Work to do: Transcribe the records that follow in their entirety, omitting any pictures.
*** Data to process
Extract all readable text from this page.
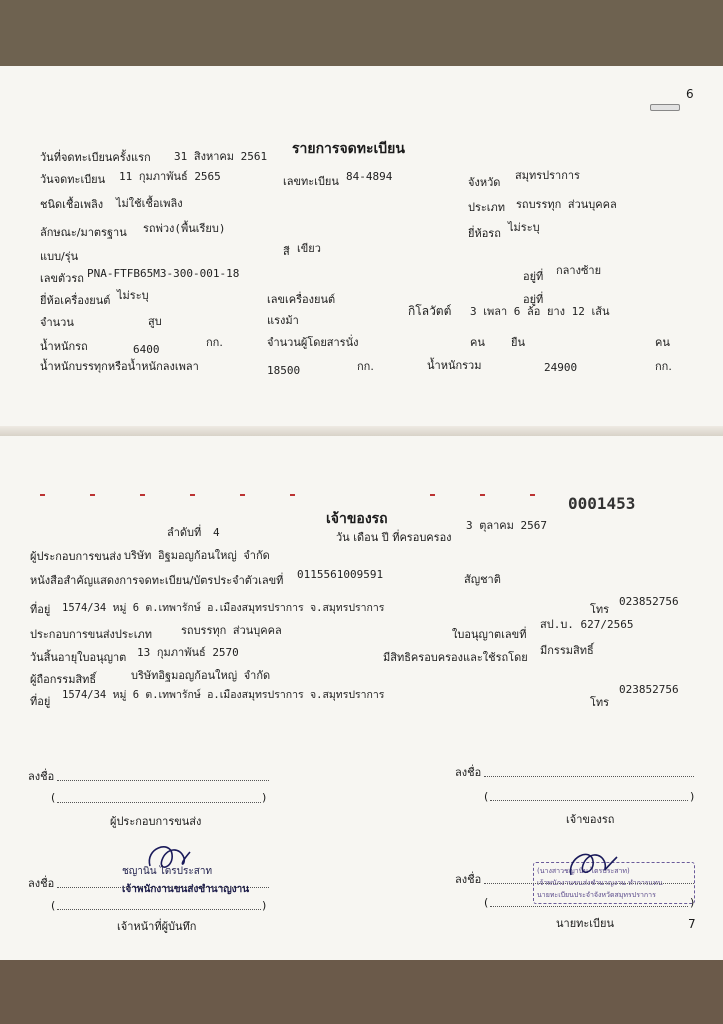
6
รายการจดทะเบียน
วันที่จดทะเบียนครั้งแรก 31 สิงหาคม 2561
วันจดทะเบียน 11 กุมภาพันธ์ 2565	เลขทะเบียน 84-4894	จังหวัด
สมุทรปราการ
ชนิดเชื้อเพลิง ไม่ใช้เชื้อเพลิง	ประเภท รถบรรทุก ส่วนบุคคล
ลักษณะ/มาตรฐาน รถพ่วง(พื้นเรียบ)	ยี่ห้อรถ ไม่ระบุ
แบบ/รุ่น	สี เขียว
เลขตัวรถ PNA-FTFB65M3-300-001-18	อยู่ที่ กลางซ้าย
ยี่ห้อเครื่องยนต์ ไม่ระบุ	เลขเครื่องยนต์	อยู่ที่
จำนวน	สูบ	แรงม้า
กิโลวัตต์ 3 เพลา 6 ล้อ ยาง 12 เส้น
น้ำหนักรถ	6400
กก.	จำนวนผู้โดยสารนั่ง	คน ยืน	คน
น้ำหนักบรรทุกหรือน้ำหนักลงเพลา	18500	กก.	น้ำหนักรวม	24900	กก.
0001453
เจ้าของรถ
ลำดับที่ 4	วัน เดือน ปี ที่ครอบครอง
3 ตุลาคม 2567
ผู้ประกอบการขนส่ง บริษัท อิฐมอญก้อนใหญ่ จำกัด
หนังสือสำคัญแสดงการจดทะเบียน/บัตรประจำตัวเลขที่ 0115561009591	สัญชาติ
ที่อยู่ 1574/34 หมู่ 6 ต.เทพารักษ์ อ.เมืองสมุทรปราการ จ.สมุทรปราการ	โทร
023852756
ประกอบการขนส่งประเภท	รถบรรทุก ส่วนบุคคล	ใบอนุญาตเลขที่
สป.บ. 627/2565
วันสิ้นอายุใบอนุญาต 13 กุมภาพันธ์ 2570	มีสิทธิครอบครองและใช้รถโดย
มีกรรมสิทธิ์
ผู้ถือกรรมสิทธิ์	บริษัทอิฐมอญก้อนใหญ่ จำกัด
ที่อยู่ 1574/34 หมู่ 6 ต.เทพารักษ์ อ.เมืองสมุทรปราการ จ.สมุทรปราการ
โทร
023852756
ลงชื่อ
(	)
ผู้ประกอบการขนส่ง
ลงชื่อ
(	)
เจ้าของรถ
ชญานิน ไตรประสาท
เจ้าพนักงานขนส่งชำนาญงาน
ลงชื่อ
(	)
เจ้าหน้าที่ผู้บันทึก
(นางสาวชญานิน ไตรประสาท)
เจ้าพนักงานขนส่งชำนาญงาน ทำการแทน
นายทะเบียนประจำจังหวัดสมุทรปราการ
ลงชื่อ
(	)
นายทะเบียน	7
******
Reply:
Extract all readable text from this page.
6
รายการจดทะเบียน
วันที่จดทะเบียนครั้งแรก 31 สิงหาคม 2561
วันจดทะเบียน 11 กุมภาพันธ์ 2565	เลขทะเบียน 84-4894	จังหวัด
สมุทรปราการ
ชนิดเชื้อเพลิง ไม่ใช้เชื้อเพลิง	ประเภท รถบรรทุก ส่วนบุคคล
ลักษณะ/มาตรฐาน รถพ่วง(พื้นเรียบ)	ยี่ห้อรถ ไม่ระบุ
แบบ/รุ่น	สี เขียว
เลขตัวรถ PNA-FTFB65M3-300-001-18	อยู่ที่ กลางซ้าย
ยี่ห้อเครื่องยนต์ ไม่ระบุ	เลขเครื่องยนต์	อยู่ที่
จำนวน	สูบ	แรงม้า
กิโลวัตต์ 3 เพลา 6 ล้อ ยาง 12 เส้น
น้ำหนักรถ	6400
กก.	จำนวนผู้โดยสารนั่ง	คน ยืน	คน
น้ำหนักบรรทุกหรือน้ำหนักลงเพลา	18500	กก.	น้ำหนักรวม	24900	กก.
0001453
เจ้าของรถ
ลำดับที่ 4	วัน เดือน ปี ที่ครอบครอง
3 ตุลาคม 2567
ผู้ประกอบการขนส่ง บริษัท อิฐมอญก้อนใหญ่ จำกัด
หนังสือสำคัญแสดงการจดทะเบียน/บัตรประจำตัวเลขที่ 0115561009591	สัญชาติ
ที่อยู่ 1574/34 หมู่ 6 ต.เทพารักษ์ อ.เมืองสมุทรปราการ จ.สมุทรปราการ	โทร
023852756
ประกอบการขนส่งประเภท	รถบรรทุก ส่วนบุคคล	ใบอนุญาตเลขที่
สป.บ. 627/2565
วันสิ้นอายุใบอนุญาต 13 กุมภาพันธ์ 2570	มีสิทธิครอบครองและใช้รถโดย
มีกรรมสิทธิ์
ผู้ถือกรรมสิทธิ์	บริษัทอิฐมอญก้อนใหญ่ จำกัด
ที่อยู่ 1574/34 หมู่ 6 ต.เทพารักษ์ อ.เมืองสมุทรปราการ จ.สมุทรปราการ
โทร
023852756
ลงชื่อ
(	)
ผู้ประกอบการขนส่ง
ลงชื่อ
(	)
เจ้าของรถ
ชญานิน ไตรประสาท
เจ้าพนักงานขนส่งชำนาญงาน
ลงชื่อ
(	)
เจ้าหน้าที่ผู้บันทึก
(นางสาวชญานิน ไตรประสาท)
เจ้าพนักงานขนส่งชำนาญงาน ทำการแทน
นายทะเบียนประจำจังหวัดสมุทรปราการ
ลงชื่อ
(	)
นายทะเบียน	7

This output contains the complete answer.